EXERCISE BRIEF: How many lines in the records below hold the string "circle"? Answer with the number alone.

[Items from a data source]
********************

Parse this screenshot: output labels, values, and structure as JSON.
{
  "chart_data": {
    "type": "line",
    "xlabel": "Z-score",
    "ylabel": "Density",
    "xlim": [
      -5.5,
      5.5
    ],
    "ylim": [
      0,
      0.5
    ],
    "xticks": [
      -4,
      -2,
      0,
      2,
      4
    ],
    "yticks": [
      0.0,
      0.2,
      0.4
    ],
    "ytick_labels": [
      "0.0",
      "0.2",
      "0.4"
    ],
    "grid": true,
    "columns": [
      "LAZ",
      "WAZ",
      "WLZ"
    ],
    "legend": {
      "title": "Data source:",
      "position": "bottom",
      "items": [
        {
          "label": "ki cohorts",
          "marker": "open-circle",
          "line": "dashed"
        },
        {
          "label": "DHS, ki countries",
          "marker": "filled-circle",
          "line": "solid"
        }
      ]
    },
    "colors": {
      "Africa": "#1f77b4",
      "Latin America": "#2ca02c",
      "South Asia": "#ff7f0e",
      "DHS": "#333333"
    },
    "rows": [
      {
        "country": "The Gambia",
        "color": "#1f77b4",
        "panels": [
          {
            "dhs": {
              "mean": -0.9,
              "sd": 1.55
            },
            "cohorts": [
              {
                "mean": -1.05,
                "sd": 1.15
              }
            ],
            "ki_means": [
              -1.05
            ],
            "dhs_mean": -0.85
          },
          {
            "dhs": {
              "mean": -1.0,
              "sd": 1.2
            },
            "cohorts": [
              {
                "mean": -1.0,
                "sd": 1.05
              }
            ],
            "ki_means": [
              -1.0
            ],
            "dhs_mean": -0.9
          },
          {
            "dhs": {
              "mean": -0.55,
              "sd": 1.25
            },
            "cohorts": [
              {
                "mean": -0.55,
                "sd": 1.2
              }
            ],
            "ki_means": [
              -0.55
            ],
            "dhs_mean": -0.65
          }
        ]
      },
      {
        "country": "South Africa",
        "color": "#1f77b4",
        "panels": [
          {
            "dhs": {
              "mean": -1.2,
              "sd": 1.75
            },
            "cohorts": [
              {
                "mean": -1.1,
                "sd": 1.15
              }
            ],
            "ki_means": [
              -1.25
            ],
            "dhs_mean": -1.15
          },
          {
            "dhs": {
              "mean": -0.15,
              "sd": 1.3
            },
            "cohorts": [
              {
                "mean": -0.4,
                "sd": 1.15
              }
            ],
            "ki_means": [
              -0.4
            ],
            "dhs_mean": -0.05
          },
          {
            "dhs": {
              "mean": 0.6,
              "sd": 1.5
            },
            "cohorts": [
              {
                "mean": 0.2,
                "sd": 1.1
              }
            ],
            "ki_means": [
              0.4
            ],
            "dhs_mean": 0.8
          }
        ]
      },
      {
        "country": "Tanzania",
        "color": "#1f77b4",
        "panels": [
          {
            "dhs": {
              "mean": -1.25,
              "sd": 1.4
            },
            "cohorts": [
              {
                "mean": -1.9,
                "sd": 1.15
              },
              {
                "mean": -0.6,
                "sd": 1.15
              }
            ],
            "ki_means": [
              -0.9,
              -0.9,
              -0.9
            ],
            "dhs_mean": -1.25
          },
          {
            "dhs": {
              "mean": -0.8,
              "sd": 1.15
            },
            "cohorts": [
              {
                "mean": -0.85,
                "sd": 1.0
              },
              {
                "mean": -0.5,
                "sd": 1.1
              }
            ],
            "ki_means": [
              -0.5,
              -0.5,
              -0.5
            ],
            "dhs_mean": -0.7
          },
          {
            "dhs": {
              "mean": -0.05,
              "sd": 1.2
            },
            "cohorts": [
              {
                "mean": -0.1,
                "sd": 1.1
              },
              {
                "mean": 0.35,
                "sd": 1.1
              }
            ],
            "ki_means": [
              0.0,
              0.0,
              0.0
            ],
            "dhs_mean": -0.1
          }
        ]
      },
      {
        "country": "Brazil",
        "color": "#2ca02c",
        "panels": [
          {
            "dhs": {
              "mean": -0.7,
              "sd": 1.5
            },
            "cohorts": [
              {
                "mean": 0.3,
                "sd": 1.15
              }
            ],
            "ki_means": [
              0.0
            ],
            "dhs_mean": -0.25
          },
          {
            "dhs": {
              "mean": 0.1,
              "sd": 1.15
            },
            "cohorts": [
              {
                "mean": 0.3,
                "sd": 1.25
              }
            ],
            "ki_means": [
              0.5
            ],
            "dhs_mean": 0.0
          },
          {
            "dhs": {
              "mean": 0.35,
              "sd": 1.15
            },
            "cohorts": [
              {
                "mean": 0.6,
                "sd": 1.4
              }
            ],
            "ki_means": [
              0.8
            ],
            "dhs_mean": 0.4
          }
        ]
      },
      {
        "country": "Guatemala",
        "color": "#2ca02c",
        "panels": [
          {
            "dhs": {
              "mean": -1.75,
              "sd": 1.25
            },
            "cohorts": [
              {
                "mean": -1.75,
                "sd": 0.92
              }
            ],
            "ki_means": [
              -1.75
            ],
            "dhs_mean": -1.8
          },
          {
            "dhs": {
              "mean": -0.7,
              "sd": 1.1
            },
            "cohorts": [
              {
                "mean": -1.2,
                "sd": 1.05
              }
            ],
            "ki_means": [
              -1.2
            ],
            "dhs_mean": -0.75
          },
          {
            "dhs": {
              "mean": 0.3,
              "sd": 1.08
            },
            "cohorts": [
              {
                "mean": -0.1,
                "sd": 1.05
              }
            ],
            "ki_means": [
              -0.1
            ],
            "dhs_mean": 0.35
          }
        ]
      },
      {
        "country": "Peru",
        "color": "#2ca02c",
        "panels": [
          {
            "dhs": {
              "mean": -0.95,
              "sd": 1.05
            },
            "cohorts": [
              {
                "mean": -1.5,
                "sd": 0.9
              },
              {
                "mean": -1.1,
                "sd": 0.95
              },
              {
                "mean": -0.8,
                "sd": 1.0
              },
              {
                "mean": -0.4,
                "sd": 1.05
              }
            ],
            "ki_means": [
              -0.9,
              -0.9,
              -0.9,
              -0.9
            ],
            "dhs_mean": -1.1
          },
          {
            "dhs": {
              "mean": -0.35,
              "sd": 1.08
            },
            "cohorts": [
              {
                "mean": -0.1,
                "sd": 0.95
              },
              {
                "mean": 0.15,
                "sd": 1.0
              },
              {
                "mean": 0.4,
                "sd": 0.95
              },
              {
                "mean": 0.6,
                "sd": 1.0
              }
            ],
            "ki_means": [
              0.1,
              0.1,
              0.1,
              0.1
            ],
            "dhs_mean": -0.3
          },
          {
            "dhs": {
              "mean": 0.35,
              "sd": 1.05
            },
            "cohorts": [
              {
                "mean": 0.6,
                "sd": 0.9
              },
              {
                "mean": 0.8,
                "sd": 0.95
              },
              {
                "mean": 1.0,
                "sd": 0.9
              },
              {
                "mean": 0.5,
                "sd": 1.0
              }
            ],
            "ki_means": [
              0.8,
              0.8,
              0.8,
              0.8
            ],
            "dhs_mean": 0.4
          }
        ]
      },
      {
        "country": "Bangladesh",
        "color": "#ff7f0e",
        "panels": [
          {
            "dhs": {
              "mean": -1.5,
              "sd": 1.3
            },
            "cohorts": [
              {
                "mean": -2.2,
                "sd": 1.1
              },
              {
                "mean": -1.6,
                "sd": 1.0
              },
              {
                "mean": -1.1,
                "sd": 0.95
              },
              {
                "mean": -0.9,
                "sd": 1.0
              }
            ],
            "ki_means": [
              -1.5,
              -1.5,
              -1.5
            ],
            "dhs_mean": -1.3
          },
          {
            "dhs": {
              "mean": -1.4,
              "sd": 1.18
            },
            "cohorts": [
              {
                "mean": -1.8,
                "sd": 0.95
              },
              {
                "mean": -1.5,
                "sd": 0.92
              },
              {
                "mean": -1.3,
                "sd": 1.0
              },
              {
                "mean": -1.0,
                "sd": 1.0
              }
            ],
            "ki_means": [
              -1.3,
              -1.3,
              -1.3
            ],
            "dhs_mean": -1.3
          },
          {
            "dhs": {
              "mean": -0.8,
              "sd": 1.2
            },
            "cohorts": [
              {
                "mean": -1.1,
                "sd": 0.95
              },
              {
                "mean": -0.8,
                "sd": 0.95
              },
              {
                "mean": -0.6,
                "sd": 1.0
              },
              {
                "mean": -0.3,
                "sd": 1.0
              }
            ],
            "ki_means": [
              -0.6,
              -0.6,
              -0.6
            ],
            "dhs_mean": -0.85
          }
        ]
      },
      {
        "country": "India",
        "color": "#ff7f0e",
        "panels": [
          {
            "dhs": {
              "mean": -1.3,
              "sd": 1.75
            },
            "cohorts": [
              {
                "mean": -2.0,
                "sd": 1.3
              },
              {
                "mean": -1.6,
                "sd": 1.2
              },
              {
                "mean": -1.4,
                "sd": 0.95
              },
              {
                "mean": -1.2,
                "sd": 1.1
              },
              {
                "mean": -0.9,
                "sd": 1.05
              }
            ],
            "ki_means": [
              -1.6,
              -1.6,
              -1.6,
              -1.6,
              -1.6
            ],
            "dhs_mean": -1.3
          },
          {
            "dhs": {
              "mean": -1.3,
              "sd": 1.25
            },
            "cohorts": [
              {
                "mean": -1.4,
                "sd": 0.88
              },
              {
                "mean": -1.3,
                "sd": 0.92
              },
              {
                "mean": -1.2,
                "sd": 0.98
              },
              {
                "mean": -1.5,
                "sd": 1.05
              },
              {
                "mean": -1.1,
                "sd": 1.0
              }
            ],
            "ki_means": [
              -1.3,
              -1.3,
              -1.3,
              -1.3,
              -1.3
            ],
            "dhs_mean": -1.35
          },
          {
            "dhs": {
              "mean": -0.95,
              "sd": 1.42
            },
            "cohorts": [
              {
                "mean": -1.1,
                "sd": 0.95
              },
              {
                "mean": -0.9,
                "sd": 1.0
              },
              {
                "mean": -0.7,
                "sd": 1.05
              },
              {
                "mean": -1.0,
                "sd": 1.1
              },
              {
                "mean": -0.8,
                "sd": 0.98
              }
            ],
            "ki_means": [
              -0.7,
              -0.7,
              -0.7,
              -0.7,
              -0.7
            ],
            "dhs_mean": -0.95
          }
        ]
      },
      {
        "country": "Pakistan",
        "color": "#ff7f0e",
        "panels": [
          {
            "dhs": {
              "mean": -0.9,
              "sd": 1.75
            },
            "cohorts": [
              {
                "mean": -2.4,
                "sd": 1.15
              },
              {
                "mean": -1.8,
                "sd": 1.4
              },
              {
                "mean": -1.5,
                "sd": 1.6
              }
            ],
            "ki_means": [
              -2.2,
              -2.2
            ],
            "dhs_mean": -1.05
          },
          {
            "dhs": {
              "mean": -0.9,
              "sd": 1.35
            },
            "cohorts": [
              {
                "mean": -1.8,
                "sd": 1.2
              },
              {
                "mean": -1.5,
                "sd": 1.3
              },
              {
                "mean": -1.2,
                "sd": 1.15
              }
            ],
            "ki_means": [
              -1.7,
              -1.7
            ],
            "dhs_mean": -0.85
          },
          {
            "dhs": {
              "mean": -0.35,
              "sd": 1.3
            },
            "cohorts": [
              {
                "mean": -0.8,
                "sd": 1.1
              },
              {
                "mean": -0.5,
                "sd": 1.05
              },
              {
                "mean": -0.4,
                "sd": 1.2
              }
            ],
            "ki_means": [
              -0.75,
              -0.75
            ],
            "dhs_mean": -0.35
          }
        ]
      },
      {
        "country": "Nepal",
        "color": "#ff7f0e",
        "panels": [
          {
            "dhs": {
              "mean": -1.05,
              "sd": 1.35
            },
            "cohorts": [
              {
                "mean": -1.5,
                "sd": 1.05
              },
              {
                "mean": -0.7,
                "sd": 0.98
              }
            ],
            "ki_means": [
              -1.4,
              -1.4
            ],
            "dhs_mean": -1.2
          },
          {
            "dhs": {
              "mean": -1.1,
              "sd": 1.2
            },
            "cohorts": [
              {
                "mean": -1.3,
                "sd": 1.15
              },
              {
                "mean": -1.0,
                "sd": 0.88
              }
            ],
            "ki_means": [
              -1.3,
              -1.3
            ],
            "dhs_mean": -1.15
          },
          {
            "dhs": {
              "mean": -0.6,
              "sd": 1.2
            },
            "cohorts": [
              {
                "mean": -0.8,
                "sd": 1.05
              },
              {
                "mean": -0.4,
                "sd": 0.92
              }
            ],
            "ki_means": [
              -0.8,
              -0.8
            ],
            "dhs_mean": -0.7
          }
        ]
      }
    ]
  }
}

********************

RESULT OF THE EXERCISE: 2